→ **Goal**
Transcribe the lines below verbatim, skipping the images.

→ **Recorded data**
========================
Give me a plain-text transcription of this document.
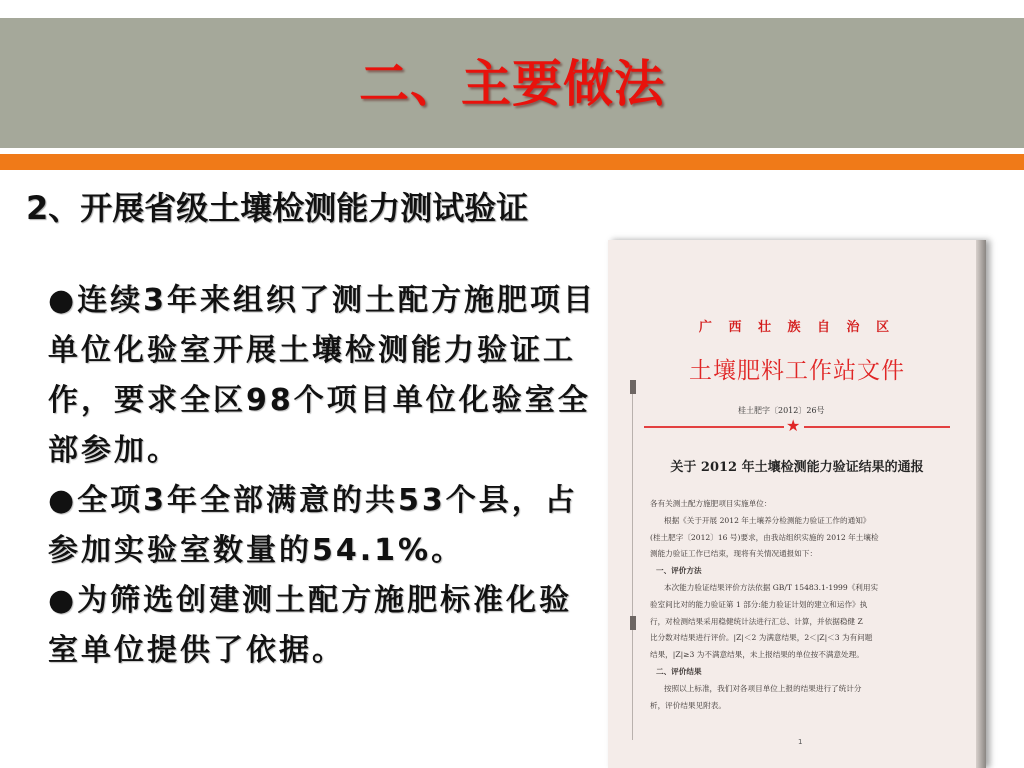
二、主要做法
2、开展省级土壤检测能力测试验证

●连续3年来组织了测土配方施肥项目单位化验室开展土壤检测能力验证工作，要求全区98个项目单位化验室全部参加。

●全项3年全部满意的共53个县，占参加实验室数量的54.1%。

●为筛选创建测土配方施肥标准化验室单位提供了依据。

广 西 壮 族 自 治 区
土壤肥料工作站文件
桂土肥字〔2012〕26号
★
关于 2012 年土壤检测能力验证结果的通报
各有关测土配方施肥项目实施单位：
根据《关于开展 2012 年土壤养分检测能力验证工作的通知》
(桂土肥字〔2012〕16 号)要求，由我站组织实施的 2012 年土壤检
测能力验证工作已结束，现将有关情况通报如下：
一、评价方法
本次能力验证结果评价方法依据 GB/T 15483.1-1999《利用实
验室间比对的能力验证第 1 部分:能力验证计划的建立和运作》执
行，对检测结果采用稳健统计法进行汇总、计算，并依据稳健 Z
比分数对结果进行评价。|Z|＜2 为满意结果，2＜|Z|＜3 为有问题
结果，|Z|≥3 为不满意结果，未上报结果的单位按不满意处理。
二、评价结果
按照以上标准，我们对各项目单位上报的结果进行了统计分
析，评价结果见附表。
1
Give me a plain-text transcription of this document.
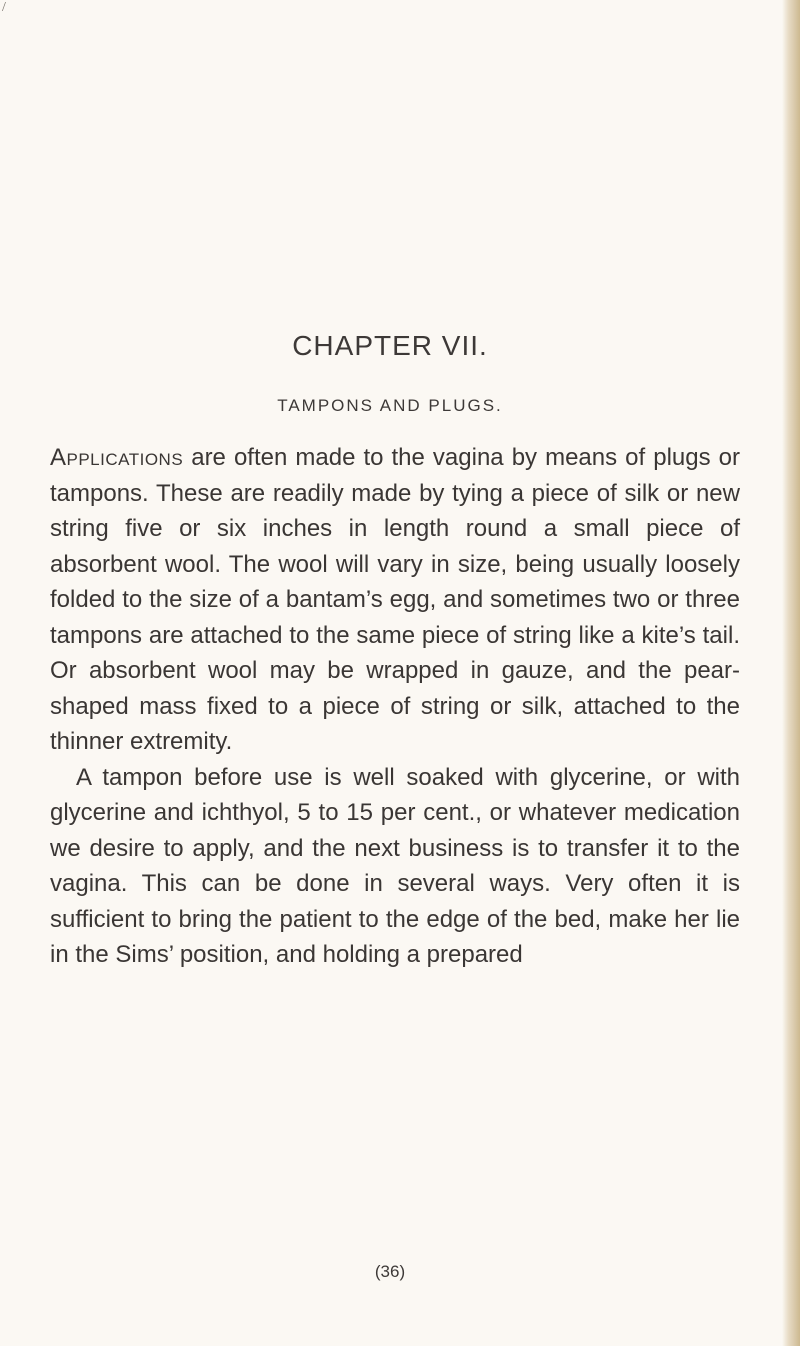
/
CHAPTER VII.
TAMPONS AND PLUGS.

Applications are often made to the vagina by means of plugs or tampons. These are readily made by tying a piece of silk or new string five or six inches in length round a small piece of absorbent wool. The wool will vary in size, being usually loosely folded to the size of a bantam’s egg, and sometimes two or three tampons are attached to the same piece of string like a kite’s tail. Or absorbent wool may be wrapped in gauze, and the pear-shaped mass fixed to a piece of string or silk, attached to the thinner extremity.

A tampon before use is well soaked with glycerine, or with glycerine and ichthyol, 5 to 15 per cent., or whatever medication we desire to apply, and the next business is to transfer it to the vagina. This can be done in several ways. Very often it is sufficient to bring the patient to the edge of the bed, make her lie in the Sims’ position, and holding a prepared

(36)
========================
→ **Worked answer**
Give me a plain-text transcription of this document.
二、主要做法
2、开展省级土壤检测能力测试验证

●连续3年来组织了测土配方施肥项目单位化验室开展土壤检测能力验证工作，要求全区98个项目单位化验室全部参加。

●全项3年全部满意的共53个县，占参加实验室数量的54.1%。

●为筛选创建测土配方施肥标准化验室单位提供了依据。

广 西 壮 族 自 治 区
土壤肥料工作站文件
桂土肥字〔2012〕26号
★
关于 2012 年土壤检测能力验证结果的通报
各有关测土配方施肥项目实施单位：
根据《关于开展 2012 年土壤养分检测能力验证工作的通知》
(桂土肥字〔2012〕16 号)要求，由我站组织实施的 2012 年土壤检
测能力验证工作已结束，现将有关情况通报如下：
一、评价方法
本次能力验证结果评价方法依据 GB/T 15483.1-1999《利用实
验室间比对的能力验证第 1 部分:能力验证计划的建立和运作》执
行，对检测结果采用稳健统计法进行汇总、计算，并依据稳健 Z
比分数对结果进行评价。|Z|＜2 为满意结果，2＜|Z|＜3 为有问题
结果，|Z|≥3 为不满意结果，未上报结果的单位按不满意处理。
二、评价结果
按照以上标准，我们对各项目单位上报的结果进行了统计分
析，评价结果见附表。
1
Give me a plain-text transcription of this document.
/
CHAPTER VII.
TAMPONS AND PLUGS.

Applications are often made to the vagina by means of plugs or tampons. These are readily made by tying a piece of silk or new string five or six inches in length round a small piece of absorbent wool. The wool will vary in size, being usually loosely folded to the size of a bantam’s egg, and sometimes two or three tampons are attached to the same piece of string like a kite’s tail. Or absorbent wool may be wrapped in gauze, and the pear-shaped mass fixed to a piece of string or silk, attached to the thinner extremity.

A tampon before use is well soaked with glycerine, or with glycerine and ichthyol, 5 to 15 per cent., or whatever medication we desire to apply, and the next business is to transfer it to the vagina. This can be done in several ways. Very often it is sufficient to bring the patient to the edge of the bed, make her lie in the Sims’ position, and holding a prepared

(36)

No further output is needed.